§ SET TASK: Return the records exactly as they are.

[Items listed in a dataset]
********************
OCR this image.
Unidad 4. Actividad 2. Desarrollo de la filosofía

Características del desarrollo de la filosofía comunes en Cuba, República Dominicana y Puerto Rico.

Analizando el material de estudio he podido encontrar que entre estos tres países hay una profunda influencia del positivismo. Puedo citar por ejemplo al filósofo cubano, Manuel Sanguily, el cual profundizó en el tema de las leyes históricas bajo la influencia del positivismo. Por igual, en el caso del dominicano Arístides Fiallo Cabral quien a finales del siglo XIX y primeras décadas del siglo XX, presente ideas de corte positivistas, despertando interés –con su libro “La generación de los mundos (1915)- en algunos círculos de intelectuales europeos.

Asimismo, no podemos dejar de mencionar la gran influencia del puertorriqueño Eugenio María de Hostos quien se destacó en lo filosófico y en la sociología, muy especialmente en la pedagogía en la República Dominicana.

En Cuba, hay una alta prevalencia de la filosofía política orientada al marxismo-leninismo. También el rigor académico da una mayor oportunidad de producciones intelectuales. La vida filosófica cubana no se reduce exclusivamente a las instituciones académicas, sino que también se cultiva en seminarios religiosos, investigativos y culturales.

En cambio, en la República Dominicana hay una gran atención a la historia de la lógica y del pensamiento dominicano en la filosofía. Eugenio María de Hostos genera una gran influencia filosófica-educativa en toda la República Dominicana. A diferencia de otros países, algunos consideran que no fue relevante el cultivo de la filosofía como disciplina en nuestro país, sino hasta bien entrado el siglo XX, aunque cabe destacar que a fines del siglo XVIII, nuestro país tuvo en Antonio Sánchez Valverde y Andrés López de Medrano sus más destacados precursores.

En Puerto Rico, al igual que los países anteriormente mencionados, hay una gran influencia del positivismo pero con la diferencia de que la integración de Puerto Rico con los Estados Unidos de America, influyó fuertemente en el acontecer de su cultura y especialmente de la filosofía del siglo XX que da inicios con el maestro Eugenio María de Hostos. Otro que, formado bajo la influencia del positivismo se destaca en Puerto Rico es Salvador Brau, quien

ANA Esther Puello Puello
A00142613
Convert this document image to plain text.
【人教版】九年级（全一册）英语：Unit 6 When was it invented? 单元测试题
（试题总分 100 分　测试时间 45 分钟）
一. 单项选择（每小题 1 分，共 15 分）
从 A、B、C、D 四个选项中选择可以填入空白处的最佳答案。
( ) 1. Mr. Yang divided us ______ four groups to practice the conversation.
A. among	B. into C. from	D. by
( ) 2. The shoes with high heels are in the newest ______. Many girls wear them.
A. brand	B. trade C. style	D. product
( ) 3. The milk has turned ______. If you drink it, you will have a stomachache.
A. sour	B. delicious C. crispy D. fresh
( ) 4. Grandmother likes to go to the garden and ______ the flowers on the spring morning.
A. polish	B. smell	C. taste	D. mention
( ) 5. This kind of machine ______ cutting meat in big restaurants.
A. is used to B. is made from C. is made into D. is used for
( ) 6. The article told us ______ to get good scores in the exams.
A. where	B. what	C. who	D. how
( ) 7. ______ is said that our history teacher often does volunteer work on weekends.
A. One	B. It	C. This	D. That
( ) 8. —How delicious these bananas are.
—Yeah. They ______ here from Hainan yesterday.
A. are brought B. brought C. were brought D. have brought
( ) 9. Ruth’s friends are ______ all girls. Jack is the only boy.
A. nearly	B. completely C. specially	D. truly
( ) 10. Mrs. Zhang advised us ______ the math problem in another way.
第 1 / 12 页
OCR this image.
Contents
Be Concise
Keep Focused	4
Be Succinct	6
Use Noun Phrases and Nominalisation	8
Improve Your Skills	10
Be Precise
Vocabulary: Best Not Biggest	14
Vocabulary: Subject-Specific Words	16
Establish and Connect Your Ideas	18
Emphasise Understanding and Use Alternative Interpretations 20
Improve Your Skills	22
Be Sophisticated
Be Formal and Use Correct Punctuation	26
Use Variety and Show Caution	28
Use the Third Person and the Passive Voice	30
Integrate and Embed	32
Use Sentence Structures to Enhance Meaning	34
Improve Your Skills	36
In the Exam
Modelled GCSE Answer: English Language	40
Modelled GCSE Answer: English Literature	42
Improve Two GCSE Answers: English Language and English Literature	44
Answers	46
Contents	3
********************
§ FULL SOLUTION:
OCR this image.
Unidad 4. Actividad 2. Desarrollo de la filosofía

Características del desarrollo de la filosofía comunes en Cuba, República Dominicana y Puerto Rico.

Analizando el material de estudio he podido encontrar que entre estos tres países hay una profunda influencia del positivismo. Puedo citar por ejemplo al filósofo cubano, Manuel Sanguily, el cual profundizó en el tema de las leyes históricas bajo la influencia del positivismo. Por igual, en el caso del dominicano Arístides Fiallo Cabral quien a finales del siglo XIX y primeras décadas del siglo XX, presente ideas de corte positivistas, despertando interés –con su libro “La generación de los mundos (1915)- en algunos círculos de intelectuales europeos.

Asimismo, no podemos dejar de mencionar la gran influencia del puertorriqueño Eugenio María de Hostos quien se destacó en lo filosófico y en la sociología, muy especialmente en la pedagogía en la República Dominicana.

En Cuba, hay una alta prevalencia de la filosofía política orientada al marxismo-leninismo. También el rigor académico da una mayor oportunidad de producciones intelectuales. La vida filosófica cubana no se reduce exclusivamente a las instituciones académicas, sino que también se cultiva en seminarios religiosos, investigativos y culturales.

En cambio, en la República Dominicana hay una gran atención a la historia de la lógica y del pensamiento dominicano en la filosofía. Eugenio María de Hostos genera una gran influencia filosófica-educativa en toda la República Dominicana. A diferencia de otros países, algunos consideran que no fue relevante el cultivo de la filosofía como disciplina en nuestro país, sino hasta bien entrado el siglo XX, aunque cabe destacar que a fines del siglo XVIII, nuestro país tuvo en Antonio Sánchez Valverde y Andrés López de Medrano sus más destacados precursores.

En Puerto Rico, al igual que los países anteriormente mencionados, hay una gran influencia del positivismo pero con la diferencia de que la integración de Puerto Rico con los Estados Unidos de America, influyó fuertemente en el acontecer de su cultura y especialmente de la filosofía del siglo XX que da inicios con el maestro Eugenio María de Hostos. Otro que, formado bajo la influencia del positivismo se destaca en Puerto Rico es Salvador Brau, quien

ANA Esther Puello Puello
A00142613
Convert this document image to plain text.
【人教版】九年级（全一册）英语：Unit 6 When was it invented? 单元测试题
（试题总分 100 分　测试时间 45 分钟）
一. 单项选择（每小题 1 分，共 15 分）
从 A、B、C、D 四个选项中选择可以填入空白处的最佳答案。
( ) 1. Mr. Yang divided us ______ four groups to practice the conversation.
A. among	B. into C. from	D. by
( ) 2. The shoes with high heels are in the newest ______. Many girls wear them.
A. brand	B. trade C. style	D. product
( ) 3. The milk has turned ______. If you drink it, you will have a stomachache.
A. sour	B. delicious C. crispy D. fresh
( ) 4. Grandmother likes to go to the garden and ______ the flowers on the spring morning.
A. polish	B. smell	C. taste	D. mention
( ) 5. This kind of machine ______ cutting meat in big restaurants.
A. is used to B. is made from C. is made into D. is used for
( ) 6. The article told us ______ to get good scores in the exams.
A. where	B. what	C. who	D. how
( ) 7. ______ is said that our history teacher often does volunteer work on weekends.
A. One	B. It	C. This	D. That
( ) 8. —How delicious these bananas are.
—Yeah. They ______ here from Hainan yesterday.
A. are brought B. brought C. were brought D. have brought
( ) 9. Ruth’s friends are ______ all girls. Jack is the only boy.
A. nearly	B. completely C. specially	D. truly
( ) 10. Mrs. Zhang advised us ______ the math problem in another way.
第 1 / 12 页
OCR this image.
Contents
Be Concise
Keep Focused	4
Be Succinct	6
Use Noun Phrases and Nominalisation	8
Improve Your Skills	10
Be Precise
Vocabulary: Best Not Biggest	14
Vocabulary: Subject-Specific Words	16
Establish and Connect Your Ideas	18
Emphasise Understanding and Use Alternative Interpretations 20
Improve Your Skills	22
Be Sophisticated
Be Formal and Use Correct Punctuation	26
Use Variety and Show Caution	28
Use the Third Person and the Passive Voice	30
Integrate and Embed	32
Use Sentence Structures to Enhance Meaning	34
Improve Your Skills	36
In the Exam
Modelled GCSE Answer: English Language	40
Modelled GCSE Answer: English Literature	42
Improve Two GCSE Answers: English Language and English Literature	44
Answers	46
Contents	3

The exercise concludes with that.